* Objective
Count the lines below that include the word "verified" and write that number alone.

* Source data
###

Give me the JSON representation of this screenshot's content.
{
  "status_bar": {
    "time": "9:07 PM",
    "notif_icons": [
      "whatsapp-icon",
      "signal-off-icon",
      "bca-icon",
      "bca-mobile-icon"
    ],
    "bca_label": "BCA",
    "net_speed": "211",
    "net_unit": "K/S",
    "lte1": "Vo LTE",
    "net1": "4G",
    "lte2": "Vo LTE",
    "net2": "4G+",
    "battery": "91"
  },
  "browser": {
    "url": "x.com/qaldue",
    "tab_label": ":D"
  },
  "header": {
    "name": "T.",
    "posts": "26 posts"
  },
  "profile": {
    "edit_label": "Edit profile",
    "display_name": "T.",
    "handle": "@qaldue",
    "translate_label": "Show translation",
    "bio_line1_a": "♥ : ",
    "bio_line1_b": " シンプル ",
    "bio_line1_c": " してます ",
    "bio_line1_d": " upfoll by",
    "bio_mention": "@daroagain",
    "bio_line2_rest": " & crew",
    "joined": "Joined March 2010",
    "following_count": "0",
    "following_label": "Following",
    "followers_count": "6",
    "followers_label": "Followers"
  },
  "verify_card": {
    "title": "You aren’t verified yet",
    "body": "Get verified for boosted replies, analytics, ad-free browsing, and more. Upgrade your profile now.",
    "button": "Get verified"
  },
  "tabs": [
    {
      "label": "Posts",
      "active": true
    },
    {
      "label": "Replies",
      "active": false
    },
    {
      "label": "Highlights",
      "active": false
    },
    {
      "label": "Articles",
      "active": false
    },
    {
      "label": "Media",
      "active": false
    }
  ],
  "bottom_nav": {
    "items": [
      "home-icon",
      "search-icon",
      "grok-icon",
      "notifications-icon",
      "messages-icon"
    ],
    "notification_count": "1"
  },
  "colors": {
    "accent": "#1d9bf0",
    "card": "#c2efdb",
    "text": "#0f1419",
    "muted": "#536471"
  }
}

###

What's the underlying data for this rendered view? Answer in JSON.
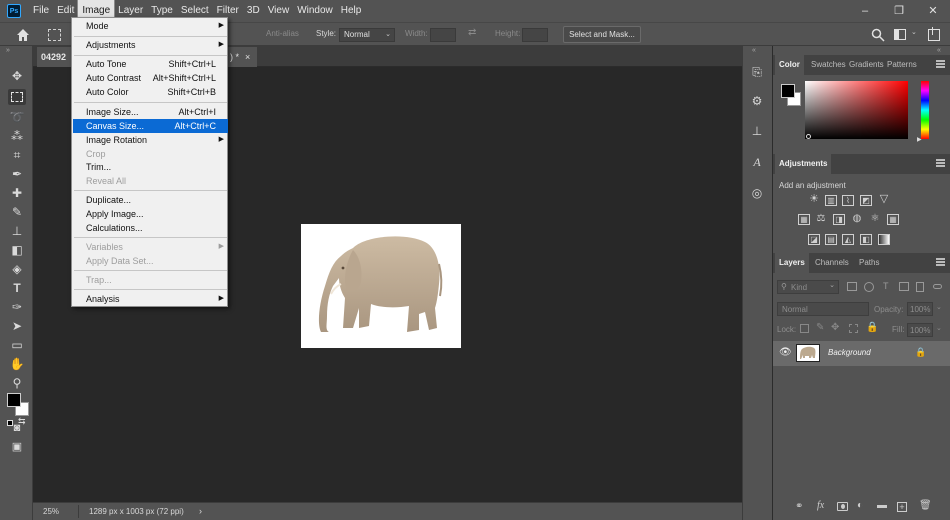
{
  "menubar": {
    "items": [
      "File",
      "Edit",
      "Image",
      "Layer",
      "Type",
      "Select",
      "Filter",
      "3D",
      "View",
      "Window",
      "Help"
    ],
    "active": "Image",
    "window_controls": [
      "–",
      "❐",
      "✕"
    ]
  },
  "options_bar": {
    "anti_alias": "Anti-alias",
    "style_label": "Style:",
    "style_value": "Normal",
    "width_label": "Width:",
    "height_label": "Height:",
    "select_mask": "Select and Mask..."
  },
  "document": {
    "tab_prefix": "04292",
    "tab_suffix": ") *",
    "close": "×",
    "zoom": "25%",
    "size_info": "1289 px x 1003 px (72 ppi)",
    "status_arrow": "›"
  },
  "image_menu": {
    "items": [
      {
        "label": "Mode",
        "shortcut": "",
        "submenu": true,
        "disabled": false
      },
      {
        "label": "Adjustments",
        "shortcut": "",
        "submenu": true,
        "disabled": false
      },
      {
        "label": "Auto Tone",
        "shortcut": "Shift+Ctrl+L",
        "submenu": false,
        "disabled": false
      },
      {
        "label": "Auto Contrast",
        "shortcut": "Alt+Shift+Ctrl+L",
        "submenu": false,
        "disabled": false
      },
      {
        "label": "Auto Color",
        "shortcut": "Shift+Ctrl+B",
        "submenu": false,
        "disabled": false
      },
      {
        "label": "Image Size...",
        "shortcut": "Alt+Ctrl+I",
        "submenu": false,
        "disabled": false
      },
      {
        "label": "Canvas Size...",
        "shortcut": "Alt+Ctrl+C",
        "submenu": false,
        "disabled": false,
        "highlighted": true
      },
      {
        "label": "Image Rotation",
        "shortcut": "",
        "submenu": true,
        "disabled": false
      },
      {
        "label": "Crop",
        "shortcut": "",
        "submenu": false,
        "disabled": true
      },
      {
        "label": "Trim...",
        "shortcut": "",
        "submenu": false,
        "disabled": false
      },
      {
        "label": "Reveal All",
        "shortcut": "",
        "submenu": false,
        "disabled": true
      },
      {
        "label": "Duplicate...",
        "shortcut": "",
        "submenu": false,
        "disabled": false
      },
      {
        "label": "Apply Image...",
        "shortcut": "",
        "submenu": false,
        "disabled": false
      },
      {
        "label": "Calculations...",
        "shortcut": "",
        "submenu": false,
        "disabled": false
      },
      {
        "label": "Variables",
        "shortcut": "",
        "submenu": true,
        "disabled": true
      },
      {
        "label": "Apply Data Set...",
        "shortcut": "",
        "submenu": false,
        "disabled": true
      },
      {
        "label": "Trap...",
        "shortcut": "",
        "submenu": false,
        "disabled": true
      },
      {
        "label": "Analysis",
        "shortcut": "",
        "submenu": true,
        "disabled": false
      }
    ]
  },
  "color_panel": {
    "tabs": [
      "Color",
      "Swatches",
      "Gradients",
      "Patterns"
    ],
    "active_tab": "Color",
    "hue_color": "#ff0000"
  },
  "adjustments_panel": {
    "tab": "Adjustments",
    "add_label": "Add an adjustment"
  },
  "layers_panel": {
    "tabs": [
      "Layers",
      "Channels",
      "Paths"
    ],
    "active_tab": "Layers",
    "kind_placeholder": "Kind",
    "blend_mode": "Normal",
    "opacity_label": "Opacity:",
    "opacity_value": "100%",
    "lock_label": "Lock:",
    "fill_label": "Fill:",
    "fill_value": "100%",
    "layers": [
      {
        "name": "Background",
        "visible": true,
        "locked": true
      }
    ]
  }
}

###

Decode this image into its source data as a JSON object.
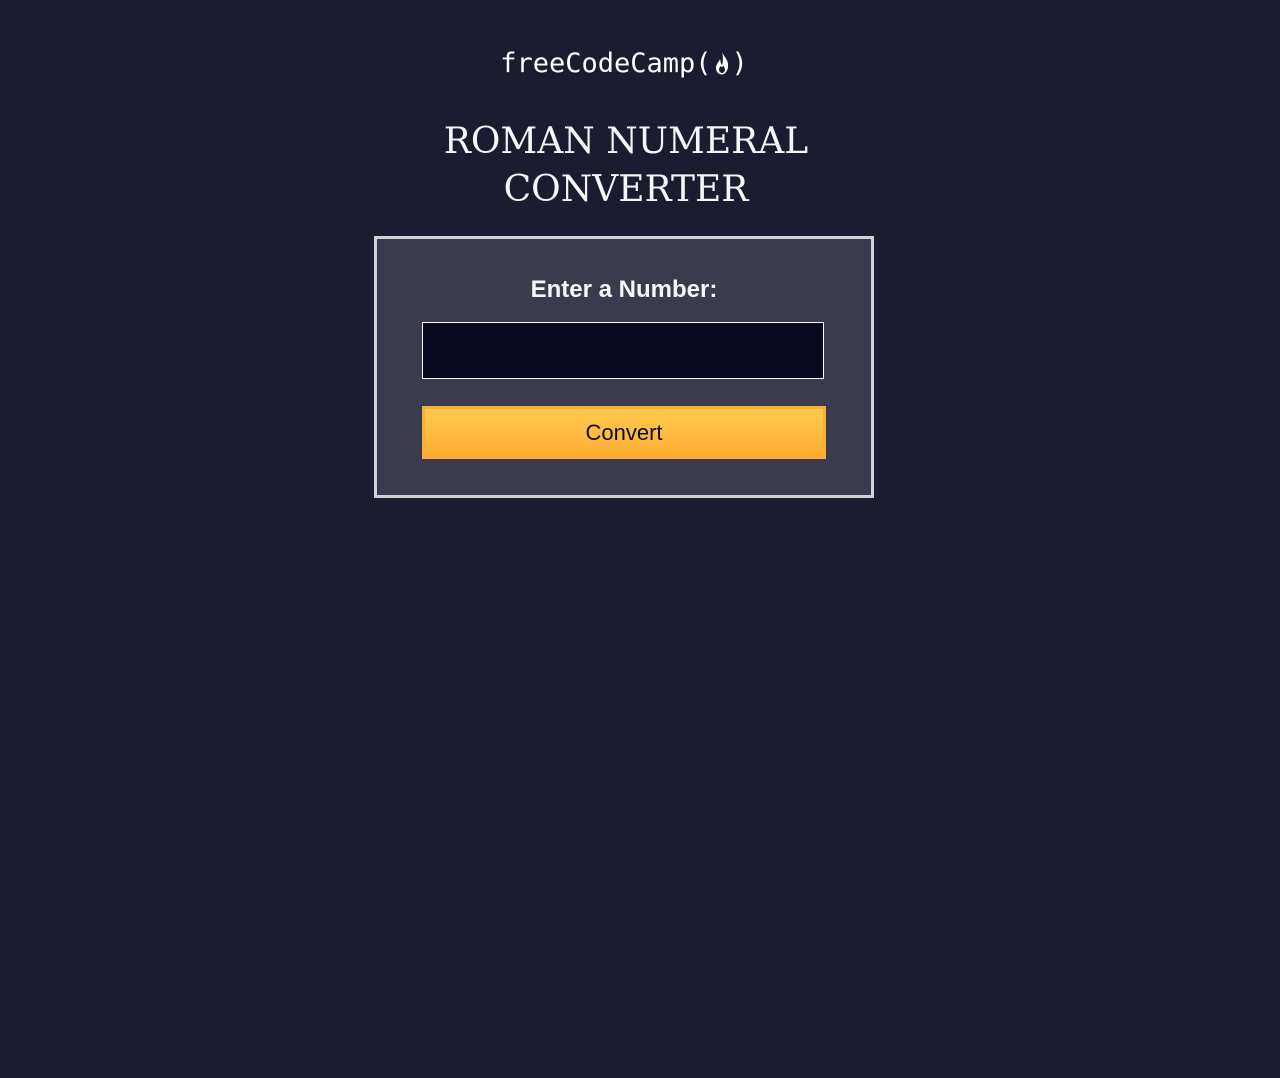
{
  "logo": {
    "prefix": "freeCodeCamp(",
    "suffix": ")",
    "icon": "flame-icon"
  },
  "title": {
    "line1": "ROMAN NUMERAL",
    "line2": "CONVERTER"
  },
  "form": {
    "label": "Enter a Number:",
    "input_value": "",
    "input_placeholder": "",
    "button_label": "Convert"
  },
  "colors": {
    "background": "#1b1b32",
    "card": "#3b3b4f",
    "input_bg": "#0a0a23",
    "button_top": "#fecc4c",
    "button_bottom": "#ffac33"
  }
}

###

* Final result
3